* **Source records**:
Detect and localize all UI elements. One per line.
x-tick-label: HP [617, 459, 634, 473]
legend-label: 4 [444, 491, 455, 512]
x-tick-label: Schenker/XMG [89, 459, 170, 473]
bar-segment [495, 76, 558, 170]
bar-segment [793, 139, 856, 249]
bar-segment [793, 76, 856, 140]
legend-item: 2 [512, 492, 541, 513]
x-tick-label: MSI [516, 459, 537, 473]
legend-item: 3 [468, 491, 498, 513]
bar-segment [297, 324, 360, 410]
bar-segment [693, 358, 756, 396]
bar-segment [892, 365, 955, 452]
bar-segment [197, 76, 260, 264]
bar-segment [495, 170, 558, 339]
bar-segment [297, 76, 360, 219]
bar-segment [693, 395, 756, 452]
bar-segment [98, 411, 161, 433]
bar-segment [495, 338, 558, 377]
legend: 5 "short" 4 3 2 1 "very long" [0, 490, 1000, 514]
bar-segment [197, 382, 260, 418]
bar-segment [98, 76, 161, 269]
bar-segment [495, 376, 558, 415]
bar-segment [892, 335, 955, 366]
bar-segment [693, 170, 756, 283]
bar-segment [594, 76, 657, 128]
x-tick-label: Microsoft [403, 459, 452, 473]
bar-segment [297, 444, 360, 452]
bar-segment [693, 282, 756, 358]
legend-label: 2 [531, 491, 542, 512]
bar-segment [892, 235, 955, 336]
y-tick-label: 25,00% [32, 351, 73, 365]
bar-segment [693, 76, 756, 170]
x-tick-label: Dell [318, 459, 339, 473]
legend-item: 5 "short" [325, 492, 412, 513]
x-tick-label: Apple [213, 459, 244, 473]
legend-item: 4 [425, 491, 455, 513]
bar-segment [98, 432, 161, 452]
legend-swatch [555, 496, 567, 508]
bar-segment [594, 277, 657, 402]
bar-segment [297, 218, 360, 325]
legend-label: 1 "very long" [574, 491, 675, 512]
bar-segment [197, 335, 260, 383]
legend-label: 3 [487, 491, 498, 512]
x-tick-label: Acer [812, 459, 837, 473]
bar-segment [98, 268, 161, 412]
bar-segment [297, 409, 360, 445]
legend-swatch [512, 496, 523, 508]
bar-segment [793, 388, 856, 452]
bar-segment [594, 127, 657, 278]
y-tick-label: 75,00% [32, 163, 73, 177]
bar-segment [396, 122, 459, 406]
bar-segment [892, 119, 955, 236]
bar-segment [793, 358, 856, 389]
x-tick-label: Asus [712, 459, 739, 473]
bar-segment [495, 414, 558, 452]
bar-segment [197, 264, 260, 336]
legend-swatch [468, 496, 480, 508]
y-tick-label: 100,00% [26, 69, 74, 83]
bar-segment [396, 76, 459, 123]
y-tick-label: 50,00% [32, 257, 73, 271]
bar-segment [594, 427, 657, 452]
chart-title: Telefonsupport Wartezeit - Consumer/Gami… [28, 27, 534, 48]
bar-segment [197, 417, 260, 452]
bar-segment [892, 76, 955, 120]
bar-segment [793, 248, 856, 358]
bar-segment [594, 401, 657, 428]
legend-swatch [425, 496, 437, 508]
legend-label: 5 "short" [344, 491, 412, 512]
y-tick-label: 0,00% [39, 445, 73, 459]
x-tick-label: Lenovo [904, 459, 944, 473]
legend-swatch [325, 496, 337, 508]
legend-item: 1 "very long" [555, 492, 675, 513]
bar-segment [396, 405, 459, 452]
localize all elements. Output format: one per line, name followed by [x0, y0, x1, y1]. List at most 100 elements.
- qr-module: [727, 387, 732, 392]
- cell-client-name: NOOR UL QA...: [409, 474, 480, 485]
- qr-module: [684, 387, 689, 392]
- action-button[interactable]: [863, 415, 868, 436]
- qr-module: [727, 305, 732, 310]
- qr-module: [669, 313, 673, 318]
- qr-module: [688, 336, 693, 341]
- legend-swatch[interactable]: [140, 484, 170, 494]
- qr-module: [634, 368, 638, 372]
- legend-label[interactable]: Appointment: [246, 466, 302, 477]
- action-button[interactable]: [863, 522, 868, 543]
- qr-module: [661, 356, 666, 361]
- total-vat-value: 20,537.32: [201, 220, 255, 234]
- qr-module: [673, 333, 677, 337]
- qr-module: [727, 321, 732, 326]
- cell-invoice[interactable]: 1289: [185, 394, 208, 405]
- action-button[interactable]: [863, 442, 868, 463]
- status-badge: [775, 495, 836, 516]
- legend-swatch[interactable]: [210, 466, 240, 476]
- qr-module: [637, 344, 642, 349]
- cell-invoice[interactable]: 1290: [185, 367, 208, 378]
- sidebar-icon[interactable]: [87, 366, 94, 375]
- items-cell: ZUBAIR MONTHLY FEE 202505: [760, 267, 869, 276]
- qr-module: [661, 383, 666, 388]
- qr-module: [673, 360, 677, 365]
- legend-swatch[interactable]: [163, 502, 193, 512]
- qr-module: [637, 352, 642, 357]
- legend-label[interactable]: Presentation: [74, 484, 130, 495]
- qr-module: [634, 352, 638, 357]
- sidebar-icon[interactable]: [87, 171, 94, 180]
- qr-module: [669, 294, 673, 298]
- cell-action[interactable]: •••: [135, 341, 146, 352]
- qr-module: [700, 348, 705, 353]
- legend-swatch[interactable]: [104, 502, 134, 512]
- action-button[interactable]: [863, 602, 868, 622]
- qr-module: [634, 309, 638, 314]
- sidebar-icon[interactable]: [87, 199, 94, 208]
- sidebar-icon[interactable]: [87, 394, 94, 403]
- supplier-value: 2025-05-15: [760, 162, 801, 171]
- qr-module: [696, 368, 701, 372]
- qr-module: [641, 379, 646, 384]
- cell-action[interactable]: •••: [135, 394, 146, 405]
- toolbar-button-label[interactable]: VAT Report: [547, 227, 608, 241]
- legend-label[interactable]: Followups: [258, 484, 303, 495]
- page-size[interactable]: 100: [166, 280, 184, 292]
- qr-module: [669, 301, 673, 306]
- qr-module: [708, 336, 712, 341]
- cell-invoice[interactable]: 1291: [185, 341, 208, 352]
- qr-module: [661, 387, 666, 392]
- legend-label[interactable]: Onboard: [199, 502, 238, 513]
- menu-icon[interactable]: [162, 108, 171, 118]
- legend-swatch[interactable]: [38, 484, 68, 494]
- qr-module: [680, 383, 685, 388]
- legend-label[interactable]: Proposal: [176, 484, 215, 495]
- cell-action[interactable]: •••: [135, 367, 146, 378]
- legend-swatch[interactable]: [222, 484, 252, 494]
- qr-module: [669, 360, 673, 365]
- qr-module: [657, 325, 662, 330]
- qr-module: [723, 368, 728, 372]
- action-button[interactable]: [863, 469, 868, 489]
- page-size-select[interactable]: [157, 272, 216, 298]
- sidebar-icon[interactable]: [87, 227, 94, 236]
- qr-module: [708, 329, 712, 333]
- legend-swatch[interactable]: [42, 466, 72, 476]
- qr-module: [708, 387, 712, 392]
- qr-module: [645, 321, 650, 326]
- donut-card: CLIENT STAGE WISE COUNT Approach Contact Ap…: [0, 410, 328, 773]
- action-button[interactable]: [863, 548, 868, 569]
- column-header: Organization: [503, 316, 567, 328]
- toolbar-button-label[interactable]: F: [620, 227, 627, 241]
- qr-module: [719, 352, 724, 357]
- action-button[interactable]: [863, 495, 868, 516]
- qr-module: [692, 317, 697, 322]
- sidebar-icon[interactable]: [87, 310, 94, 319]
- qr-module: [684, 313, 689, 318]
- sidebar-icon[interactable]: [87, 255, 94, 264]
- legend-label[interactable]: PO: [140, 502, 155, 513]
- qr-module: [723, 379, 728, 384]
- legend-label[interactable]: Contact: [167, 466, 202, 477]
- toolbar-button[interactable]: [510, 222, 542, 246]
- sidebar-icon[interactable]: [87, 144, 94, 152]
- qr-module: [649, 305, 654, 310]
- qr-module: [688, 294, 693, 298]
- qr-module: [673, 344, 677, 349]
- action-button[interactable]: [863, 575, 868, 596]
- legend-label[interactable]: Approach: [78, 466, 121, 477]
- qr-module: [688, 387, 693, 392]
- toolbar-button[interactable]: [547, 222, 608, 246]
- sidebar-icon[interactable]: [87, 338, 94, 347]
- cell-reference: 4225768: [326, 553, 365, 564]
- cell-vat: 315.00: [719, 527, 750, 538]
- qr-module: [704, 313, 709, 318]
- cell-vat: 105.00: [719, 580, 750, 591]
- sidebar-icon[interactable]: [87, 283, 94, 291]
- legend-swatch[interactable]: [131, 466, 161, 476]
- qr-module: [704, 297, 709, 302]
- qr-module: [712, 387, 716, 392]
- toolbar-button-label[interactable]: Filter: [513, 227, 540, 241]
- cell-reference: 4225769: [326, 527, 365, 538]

* **Stated goal**: Arrange the lines from the start of the records through the line containing "bar-segment [693, 76, 756, 170]", inclusive, as a Markdown table with the columns "No." and "Line". Give each row its number, leave out blank lines, and include no other lines.

* **Answer to this exercise**:
| No. | Line |
|---|---|
| 1 | Detect and localize all UI elements. One per line. |
| 2 | x-tick-label: HP [617, 459, 634, 473] |
| 3 | legend-label: 4 [444, 491, 455, 512] |
| 4 | x-tick-label: Schenker/XMG [89, 459, 170, 473] |
| 5 | bar-segment [495, 76, 558, 170] |
| 6 | bar-segment [793, 139, 856, 249] |
| 7 | bar-segment [793, 76, 856, 140] |
| 8 | legend-item: 2 [512, 492, 541, 513] |
| 9 | x-tick-label: MSI [516, 459, 537, 473] |
| 10 | legend-item: 3 [468, 491, 498, 513] |
| 11 | bar-segment [297, 324, 360, 410] |
| 12 | bar-segment [693, 358, 756, 396] |
| 13 | bar-segment [892, 365, 955, 452] |
| 14 | bar-segment [197, 76, 260, 264] |
| 15 | bar-segment [495, 170, 558, 339] |
| 16 | bar-segment [297, 76, 360, 219] |
| 17 | bar-segment [693, 395, 756, 452] |
| 18 | bar-segment [98, 411, 161, 433] |
| 19 | bar-segment [495, 338, 558, 377] |
| 20 | legend: 5 "short" 4 3 2 1 "very long" [0, 490, 1000, 514] |
| 21 | bar-segment [197, 382, 260, 418] |
| 22 | bar-segment [98, 76, 161, 269] |
| 23 | bar-segment [495, 376, 558, 415] |
| 24 | bar-segment [892, 335, 955, 366] |
| 25 | bar-segment [693, 170, 756, 283] |
| 26 | bar-segment [594, 76, 657, 128] |
| 27 | x-tick-label: Microsoft [403, 459, 452, 473] |
| 28 | bar-segment [297, 444, 360, 452] |
| 29 | bar-segment [693, 282, 756, 358] |
| 30 | legend-label: 2 [531, 491, 542, 512] |
| 31 | bar-segment [892, 235, 955, 336] |
| 32 | y-tick-label: 25,00% [32, 351, 73, 365] |
| 33 | bar-segment [693, 76, 756, 170] |